Given problem:
Check every line below for the word "petit" and copy the ones that have it.

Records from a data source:
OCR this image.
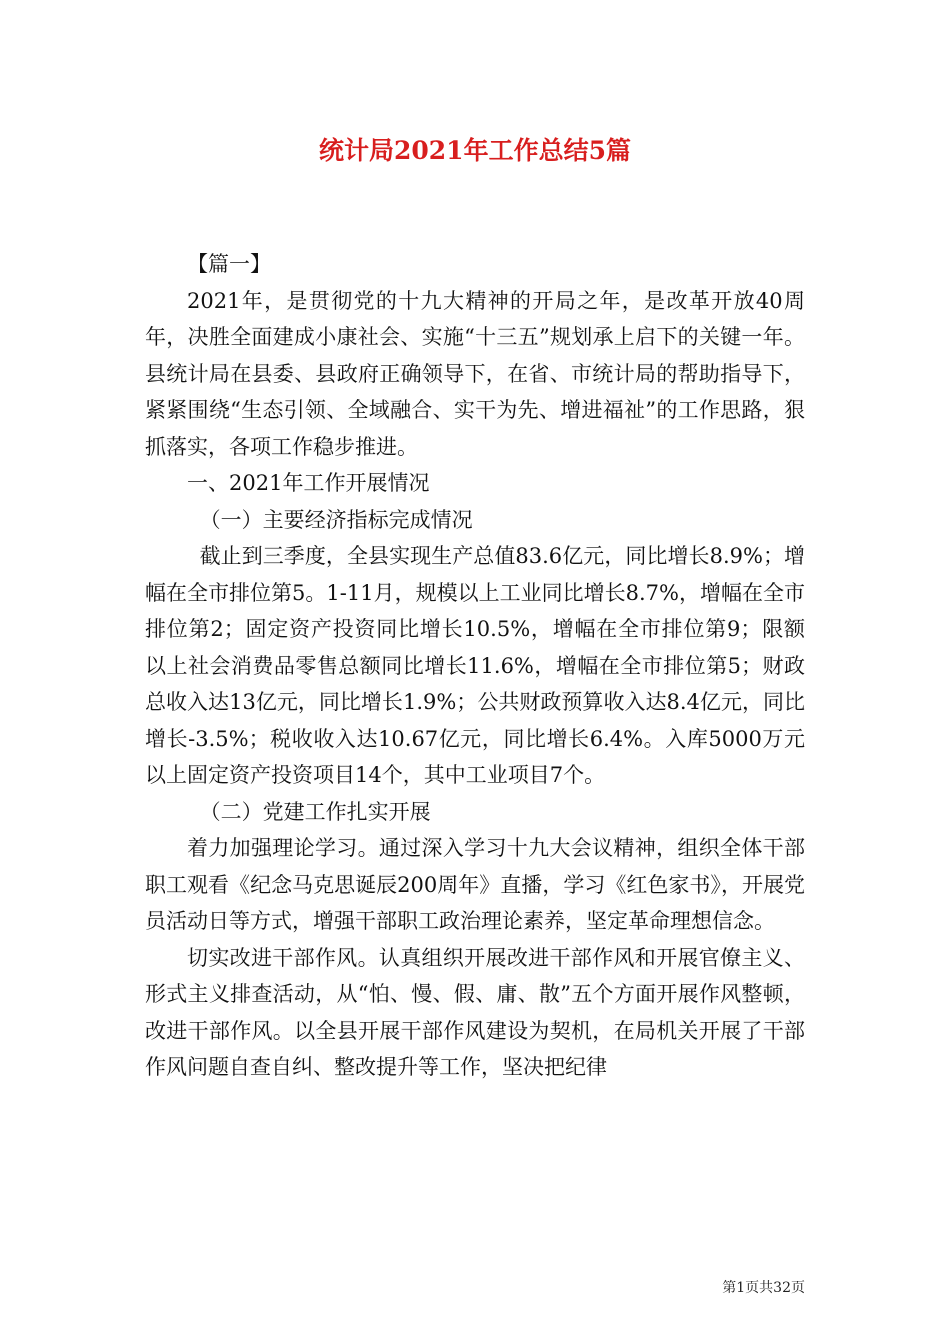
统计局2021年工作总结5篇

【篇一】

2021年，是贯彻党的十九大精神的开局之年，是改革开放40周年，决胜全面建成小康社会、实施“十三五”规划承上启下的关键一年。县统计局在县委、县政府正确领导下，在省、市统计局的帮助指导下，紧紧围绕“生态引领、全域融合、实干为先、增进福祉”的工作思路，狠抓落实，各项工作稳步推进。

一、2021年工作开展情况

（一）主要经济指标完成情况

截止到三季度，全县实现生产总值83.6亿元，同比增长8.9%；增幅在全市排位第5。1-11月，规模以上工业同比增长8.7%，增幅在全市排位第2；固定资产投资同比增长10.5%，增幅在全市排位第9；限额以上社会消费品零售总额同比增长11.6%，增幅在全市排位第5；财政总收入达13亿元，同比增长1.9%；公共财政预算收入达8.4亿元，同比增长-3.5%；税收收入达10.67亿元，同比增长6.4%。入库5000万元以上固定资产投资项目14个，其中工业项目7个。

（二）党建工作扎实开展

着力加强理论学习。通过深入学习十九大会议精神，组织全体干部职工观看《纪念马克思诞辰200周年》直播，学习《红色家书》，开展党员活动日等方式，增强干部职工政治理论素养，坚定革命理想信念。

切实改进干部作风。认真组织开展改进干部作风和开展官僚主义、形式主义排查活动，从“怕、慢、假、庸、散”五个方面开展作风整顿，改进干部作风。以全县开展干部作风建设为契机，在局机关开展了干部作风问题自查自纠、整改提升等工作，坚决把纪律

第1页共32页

--

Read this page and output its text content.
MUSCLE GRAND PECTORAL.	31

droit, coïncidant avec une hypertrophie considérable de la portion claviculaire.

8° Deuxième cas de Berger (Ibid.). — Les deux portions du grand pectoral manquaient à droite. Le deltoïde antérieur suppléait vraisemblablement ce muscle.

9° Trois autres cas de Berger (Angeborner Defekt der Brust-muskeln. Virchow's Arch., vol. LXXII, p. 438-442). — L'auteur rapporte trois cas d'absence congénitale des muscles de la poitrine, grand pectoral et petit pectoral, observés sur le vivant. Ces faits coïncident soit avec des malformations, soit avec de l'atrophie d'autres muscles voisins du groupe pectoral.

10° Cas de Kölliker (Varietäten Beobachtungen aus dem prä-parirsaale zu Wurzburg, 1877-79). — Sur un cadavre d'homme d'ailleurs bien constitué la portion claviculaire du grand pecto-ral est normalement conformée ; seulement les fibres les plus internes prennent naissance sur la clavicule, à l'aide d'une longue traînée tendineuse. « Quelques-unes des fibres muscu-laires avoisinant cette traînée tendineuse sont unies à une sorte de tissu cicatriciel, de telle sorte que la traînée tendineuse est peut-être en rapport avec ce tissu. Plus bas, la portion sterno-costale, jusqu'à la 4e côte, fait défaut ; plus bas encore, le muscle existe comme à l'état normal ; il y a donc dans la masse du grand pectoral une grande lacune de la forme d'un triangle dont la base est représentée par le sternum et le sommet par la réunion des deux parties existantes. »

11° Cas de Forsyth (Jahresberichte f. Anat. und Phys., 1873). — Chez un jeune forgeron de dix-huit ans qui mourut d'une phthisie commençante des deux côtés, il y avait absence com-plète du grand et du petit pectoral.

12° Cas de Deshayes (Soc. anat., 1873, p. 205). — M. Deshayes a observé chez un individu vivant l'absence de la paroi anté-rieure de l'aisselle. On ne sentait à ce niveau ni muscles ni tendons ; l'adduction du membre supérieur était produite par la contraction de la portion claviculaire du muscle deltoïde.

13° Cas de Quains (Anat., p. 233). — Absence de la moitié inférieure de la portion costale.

Result for this exercise:
9° Trois autres cas de Berger (Angeborner Defekt der Brust-muskeln. Virchow's Arch., vol. LXXII, p. 438-442). — L'auteur rapporte trois cas d'absence congénitale des muscles de la poitrine, grand pectoral et petit pectoral, observés sur le vivant. Ces faits coïncident soit avec des malformations, soit avec de l'atrophie d'autres muscles voisins du groupe pectoral.
11° Cas de Forsyth (Jahresberichte f. Anat. und Phys., 1873). — Chez un jeune forgeron de dix-huit ans qui mourut d'une phthisie commençante des deux côtés, il y avait absence com-plète du grand et du petit pectoral.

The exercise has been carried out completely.